* Entries taken from a collection:
--------------------------------

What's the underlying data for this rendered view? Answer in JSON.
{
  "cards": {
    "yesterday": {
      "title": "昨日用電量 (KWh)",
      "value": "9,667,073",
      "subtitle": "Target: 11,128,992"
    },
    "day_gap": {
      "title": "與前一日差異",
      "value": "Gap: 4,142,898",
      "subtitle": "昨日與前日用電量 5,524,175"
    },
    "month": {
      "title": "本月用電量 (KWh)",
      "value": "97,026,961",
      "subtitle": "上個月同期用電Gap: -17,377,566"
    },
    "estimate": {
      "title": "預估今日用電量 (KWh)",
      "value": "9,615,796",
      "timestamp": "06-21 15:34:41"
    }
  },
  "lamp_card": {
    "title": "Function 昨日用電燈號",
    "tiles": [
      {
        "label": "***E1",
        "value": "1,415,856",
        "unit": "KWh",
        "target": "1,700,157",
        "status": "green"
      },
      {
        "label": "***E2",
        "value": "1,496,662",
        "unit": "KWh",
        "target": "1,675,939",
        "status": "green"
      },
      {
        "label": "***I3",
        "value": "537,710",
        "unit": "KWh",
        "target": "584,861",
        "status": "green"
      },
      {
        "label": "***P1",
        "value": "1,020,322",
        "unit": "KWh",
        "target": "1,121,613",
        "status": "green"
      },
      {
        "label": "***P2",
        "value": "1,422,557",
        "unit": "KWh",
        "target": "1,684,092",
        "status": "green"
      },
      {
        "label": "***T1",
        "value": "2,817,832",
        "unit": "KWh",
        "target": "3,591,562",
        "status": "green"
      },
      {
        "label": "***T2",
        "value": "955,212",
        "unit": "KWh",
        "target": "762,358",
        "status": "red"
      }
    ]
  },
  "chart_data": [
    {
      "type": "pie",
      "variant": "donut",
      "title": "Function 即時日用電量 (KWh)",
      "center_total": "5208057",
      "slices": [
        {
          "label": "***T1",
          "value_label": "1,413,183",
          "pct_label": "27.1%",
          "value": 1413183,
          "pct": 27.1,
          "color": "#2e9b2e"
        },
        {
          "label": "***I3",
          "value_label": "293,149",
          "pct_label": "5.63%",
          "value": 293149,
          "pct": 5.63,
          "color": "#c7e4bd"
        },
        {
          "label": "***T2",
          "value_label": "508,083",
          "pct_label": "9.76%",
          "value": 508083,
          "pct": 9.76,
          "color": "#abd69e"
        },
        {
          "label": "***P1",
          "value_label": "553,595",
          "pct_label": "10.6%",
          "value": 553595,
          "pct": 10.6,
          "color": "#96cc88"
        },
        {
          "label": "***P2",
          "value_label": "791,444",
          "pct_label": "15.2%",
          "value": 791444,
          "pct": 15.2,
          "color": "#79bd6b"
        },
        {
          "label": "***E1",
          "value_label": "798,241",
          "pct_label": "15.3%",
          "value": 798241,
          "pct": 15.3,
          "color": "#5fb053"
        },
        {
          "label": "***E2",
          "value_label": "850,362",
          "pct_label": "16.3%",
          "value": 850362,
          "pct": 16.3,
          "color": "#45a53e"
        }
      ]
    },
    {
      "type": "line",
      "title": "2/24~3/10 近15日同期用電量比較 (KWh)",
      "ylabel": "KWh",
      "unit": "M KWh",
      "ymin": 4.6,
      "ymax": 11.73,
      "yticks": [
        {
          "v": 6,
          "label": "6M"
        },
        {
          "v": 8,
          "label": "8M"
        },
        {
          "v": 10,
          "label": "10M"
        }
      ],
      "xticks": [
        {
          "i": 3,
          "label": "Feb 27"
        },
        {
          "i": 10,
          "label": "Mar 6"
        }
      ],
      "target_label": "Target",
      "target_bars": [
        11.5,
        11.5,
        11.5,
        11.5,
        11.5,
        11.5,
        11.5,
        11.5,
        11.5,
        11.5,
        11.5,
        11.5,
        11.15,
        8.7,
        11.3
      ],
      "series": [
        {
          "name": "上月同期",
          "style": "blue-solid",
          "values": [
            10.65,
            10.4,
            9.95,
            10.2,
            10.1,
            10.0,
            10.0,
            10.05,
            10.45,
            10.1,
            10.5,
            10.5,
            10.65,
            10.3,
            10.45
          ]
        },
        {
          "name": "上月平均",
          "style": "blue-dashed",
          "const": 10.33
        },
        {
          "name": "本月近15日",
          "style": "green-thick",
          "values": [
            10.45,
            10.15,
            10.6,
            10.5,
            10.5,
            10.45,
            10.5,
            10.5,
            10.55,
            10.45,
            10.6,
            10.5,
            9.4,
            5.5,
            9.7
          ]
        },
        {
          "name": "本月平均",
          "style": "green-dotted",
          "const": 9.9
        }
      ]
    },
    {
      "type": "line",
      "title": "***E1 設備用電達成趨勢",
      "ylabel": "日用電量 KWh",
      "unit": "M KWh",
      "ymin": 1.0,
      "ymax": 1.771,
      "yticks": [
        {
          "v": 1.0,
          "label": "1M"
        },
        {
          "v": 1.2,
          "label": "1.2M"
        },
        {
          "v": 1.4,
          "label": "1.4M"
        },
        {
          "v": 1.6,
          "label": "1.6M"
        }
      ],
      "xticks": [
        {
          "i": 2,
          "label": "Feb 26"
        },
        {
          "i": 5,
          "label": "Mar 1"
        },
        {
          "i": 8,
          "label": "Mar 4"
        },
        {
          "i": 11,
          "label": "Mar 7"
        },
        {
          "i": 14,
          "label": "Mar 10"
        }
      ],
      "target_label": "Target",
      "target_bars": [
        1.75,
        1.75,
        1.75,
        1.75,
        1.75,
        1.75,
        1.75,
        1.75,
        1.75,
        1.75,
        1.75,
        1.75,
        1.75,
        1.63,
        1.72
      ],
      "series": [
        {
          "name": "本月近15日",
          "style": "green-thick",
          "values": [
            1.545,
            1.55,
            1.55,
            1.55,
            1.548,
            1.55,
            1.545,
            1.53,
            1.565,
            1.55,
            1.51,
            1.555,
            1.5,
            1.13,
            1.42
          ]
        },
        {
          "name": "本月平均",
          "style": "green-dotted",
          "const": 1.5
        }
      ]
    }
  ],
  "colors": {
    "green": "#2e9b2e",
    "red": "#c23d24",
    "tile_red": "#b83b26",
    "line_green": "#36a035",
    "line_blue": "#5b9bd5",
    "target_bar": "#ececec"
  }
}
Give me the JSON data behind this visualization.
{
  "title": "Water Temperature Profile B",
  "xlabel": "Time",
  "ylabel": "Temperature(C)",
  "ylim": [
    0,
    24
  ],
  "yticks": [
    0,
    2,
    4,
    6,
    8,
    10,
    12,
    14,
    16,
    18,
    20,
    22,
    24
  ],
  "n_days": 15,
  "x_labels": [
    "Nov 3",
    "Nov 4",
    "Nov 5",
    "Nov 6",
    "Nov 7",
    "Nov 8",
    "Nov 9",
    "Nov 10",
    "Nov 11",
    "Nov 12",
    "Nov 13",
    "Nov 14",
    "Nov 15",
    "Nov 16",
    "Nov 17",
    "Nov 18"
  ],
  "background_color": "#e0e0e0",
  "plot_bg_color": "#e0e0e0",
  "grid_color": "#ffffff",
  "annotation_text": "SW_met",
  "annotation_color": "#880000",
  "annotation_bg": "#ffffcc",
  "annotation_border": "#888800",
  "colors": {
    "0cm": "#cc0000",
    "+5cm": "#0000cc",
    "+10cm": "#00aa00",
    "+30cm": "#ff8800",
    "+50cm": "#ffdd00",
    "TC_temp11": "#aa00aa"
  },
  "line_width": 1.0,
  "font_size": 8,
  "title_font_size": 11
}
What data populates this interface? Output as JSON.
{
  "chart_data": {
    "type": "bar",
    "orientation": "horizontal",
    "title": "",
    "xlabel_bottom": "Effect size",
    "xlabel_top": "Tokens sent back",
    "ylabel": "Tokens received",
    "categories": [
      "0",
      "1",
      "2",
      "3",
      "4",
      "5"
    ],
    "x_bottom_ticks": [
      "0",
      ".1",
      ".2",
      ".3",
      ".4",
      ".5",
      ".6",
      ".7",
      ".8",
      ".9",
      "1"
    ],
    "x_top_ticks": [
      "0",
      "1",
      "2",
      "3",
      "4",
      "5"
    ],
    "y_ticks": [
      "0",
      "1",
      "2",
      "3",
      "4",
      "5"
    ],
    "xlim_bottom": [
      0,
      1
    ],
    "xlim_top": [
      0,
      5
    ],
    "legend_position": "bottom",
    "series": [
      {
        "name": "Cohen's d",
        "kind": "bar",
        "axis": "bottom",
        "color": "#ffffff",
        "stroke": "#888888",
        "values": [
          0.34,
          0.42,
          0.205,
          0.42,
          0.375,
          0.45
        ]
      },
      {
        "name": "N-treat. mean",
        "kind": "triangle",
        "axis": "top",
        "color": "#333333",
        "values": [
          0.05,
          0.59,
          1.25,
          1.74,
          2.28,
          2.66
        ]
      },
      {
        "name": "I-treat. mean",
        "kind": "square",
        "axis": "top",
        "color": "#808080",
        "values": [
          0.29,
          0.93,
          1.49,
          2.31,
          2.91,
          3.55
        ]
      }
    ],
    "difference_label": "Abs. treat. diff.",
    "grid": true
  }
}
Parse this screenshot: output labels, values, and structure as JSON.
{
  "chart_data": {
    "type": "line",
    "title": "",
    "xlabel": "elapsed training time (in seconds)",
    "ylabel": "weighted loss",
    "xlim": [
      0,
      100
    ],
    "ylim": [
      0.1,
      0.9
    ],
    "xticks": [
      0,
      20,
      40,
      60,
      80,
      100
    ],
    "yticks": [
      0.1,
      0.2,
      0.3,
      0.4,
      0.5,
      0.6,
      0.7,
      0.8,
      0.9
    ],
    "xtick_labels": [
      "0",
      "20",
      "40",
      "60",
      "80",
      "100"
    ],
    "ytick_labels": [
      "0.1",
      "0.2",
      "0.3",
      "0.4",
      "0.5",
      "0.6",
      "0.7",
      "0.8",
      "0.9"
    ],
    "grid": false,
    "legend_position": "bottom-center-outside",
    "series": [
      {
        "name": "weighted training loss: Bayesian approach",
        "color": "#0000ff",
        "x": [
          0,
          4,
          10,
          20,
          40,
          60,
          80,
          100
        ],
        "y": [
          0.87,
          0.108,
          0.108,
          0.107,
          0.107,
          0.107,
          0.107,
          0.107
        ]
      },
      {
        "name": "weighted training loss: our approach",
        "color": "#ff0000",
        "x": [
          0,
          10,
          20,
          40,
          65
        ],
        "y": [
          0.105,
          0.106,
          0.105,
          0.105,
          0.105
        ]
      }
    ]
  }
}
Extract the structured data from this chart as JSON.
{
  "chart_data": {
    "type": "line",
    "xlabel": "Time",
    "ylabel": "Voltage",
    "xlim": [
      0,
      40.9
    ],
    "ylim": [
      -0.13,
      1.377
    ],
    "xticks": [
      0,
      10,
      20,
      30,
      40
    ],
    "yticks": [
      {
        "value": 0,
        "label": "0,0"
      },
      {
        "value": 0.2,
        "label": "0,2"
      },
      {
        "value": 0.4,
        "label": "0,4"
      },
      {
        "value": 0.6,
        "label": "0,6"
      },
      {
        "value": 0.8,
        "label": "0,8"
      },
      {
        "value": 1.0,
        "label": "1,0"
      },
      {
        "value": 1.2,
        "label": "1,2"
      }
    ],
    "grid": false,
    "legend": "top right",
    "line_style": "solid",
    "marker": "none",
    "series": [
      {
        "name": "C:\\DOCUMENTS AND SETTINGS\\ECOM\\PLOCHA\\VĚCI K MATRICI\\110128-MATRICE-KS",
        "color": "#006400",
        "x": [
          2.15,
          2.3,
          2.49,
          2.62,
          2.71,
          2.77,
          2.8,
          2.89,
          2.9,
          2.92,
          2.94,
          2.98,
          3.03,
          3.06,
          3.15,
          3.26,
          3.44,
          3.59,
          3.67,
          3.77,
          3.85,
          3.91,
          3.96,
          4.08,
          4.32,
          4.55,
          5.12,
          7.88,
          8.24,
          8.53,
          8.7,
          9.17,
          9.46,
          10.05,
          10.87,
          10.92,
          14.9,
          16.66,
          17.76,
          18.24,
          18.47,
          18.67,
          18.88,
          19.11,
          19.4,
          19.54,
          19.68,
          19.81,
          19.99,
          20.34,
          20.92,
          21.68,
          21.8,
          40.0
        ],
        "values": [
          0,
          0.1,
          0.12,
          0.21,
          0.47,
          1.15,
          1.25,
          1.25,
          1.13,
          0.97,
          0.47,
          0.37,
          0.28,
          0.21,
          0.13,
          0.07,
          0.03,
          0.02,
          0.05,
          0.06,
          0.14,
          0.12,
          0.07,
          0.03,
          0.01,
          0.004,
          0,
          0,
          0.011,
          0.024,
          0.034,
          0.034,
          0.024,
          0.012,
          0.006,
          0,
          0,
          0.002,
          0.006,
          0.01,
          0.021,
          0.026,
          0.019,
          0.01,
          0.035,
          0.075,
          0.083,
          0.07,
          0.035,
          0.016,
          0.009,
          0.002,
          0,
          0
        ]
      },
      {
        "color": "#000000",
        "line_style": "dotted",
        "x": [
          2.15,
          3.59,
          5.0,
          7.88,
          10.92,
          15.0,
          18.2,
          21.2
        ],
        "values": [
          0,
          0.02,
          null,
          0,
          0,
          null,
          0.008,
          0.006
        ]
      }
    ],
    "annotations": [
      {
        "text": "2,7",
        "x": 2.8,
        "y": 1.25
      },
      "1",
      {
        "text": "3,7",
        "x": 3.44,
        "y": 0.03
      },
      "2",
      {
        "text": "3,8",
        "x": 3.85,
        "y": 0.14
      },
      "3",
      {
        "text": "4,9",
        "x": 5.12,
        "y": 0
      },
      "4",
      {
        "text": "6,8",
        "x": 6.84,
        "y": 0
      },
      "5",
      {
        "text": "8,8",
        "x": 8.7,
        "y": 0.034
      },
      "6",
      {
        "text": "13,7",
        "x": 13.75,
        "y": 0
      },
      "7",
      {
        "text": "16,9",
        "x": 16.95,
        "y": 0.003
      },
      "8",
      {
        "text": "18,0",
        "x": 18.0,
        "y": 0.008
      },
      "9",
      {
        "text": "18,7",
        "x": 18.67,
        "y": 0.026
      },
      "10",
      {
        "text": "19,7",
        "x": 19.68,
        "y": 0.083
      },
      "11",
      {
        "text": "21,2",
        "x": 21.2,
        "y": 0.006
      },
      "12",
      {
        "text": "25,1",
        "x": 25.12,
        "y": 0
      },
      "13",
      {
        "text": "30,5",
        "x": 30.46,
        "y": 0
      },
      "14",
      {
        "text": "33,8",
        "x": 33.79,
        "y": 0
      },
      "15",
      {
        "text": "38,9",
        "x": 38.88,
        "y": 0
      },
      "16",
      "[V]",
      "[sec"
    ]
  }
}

--------------------------------

* PROBLEM: Of the lines in the data, how many contain the word "weighted"? Provide the number and nothing further.

* ANSWER TO THIS EXERCISE: 3